* [SOURCE MATERIAL]:
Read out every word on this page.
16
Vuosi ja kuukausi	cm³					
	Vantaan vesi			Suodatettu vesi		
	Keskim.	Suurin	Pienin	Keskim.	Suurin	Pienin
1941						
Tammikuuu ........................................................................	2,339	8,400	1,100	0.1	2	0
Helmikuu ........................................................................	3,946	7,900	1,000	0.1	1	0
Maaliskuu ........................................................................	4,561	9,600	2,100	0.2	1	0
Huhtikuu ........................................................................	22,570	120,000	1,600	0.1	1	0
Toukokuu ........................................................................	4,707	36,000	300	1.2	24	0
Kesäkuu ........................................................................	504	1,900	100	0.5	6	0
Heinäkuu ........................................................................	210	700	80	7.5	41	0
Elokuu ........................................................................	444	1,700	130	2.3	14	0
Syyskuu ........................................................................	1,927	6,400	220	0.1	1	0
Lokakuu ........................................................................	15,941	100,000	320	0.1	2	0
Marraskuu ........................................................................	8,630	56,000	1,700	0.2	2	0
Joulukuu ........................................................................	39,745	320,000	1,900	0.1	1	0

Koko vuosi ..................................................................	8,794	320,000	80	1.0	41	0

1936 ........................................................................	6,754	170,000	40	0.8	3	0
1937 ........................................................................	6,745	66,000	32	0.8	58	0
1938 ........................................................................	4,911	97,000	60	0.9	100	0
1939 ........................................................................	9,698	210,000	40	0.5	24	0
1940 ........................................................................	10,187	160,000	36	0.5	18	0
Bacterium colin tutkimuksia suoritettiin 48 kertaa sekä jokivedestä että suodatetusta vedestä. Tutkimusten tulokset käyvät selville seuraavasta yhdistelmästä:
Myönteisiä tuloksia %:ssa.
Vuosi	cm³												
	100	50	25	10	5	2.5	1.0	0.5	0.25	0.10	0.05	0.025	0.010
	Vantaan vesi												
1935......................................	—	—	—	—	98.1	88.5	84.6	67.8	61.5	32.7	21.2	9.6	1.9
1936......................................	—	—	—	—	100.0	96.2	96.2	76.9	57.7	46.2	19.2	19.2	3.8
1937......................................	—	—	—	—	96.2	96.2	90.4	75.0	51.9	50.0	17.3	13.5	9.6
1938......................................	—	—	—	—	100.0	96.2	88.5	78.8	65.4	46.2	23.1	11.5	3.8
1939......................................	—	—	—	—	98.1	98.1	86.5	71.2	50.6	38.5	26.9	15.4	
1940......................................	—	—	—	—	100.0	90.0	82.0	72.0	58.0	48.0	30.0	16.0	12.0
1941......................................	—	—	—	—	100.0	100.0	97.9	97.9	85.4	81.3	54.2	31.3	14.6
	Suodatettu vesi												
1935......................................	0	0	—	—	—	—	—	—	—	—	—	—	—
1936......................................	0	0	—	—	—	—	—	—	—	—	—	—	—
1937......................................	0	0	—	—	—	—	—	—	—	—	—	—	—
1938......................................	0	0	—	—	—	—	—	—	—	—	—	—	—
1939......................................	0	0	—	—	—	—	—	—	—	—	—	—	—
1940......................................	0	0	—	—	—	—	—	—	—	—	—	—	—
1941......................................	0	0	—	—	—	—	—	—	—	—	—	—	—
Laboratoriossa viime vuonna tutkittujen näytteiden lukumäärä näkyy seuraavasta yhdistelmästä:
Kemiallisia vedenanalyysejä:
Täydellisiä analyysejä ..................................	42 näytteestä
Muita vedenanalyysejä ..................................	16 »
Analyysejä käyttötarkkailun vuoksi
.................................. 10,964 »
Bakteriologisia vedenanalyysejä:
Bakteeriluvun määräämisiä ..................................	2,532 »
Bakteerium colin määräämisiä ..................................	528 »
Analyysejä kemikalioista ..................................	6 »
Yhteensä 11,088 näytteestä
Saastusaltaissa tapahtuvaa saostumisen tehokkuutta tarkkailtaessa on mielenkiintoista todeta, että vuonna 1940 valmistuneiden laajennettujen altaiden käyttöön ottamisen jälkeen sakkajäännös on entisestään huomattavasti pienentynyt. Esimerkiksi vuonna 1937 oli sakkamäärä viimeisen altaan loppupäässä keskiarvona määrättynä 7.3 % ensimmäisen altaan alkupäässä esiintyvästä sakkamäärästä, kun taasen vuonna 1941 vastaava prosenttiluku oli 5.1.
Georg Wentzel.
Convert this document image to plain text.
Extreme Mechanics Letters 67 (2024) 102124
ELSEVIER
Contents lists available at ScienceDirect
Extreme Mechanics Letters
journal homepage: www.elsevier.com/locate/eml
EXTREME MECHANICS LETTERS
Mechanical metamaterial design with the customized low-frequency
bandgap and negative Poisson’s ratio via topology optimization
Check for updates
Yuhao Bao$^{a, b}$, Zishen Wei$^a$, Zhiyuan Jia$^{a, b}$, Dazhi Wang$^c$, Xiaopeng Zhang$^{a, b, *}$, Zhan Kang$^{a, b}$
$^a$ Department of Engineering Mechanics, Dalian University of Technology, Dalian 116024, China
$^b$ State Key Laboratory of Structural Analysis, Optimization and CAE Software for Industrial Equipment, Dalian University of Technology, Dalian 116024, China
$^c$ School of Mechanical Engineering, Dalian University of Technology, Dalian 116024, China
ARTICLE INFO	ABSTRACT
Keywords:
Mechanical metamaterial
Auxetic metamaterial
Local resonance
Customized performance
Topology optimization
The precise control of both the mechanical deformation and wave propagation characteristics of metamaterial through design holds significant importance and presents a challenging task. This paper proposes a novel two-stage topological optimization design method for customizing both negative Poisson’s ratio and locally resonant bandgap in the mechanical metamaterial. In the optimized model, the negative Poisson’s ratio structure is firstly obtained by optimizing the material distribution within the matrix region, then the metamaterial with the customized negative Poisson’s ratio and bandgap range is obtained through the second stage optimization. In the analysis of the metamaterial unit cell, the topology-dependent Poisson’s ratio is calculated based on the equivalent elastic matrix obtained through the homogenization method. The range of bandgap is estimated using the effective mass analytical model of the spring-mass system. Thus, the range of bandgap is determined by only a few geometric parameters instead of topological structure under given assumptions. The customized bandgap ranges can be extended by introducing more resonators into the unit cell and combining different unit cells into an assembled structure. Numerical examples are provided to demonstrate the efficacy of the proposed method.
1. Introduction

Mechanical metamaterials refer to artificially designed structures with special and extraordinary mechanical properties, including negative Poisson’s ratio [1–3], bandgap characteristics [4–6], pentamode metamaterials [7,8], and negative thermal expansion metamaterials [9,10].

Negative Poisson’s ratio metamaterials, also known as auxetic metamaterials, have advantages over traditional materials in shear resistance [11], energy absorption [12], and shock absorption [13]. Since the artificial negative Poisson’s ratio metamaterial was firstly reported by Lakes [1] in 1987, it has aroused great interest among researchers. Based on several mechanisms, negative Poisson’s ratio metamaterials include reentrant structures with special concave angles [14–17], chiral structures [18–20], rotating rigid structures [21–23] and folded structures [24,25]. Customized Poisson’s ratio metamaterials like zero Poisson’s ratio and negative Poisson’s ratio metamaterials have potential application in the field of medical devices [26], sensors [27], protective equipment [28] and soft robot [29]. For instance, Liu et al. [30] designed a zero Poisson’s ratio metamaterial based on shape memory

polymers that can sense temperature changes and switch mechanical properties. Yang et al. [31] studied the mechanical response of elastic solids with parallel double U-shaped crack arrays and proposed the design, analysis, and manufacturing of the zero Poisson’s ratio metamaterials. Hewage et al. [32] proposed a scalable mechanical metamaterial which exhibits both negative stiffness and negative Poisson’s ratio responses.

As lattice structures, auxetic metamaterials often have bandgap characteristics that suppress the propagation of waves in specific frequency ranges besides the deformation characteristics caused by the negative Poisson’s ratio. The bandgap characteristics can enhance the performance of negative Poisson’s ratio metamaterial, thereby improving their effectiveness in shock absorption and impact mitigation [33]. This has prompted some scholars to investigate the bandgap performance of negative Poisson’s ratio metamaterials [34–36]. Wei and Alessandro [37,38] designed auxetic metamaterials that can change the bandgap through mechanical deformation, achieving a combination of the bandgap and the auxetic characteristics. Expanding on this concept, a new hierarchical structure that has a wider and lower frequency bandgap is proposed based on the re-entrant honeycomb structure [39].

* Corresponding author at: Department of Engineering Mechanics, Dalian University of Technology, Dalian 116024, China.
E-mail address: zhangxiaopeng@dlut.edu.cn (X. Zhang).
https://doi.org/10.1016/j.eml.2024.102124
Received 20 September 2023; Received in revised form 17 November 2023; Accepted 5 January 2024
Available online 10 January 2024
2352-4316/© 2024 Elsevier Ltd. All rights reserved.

* [WHAT THE TASK ASKS]: Retrieve each line from the records above where the word "colin" occurs.

* [REPLY]:
Bacterium colin tutkimuksia suoritettiin 48 kertaa sekä jokivedestä että suodatetusta vedestä. Tutkimusten tulokset käyvät selville seuraavasta yhdistelmästä:
Bakteerium colin määräämisiä ..................................	528 »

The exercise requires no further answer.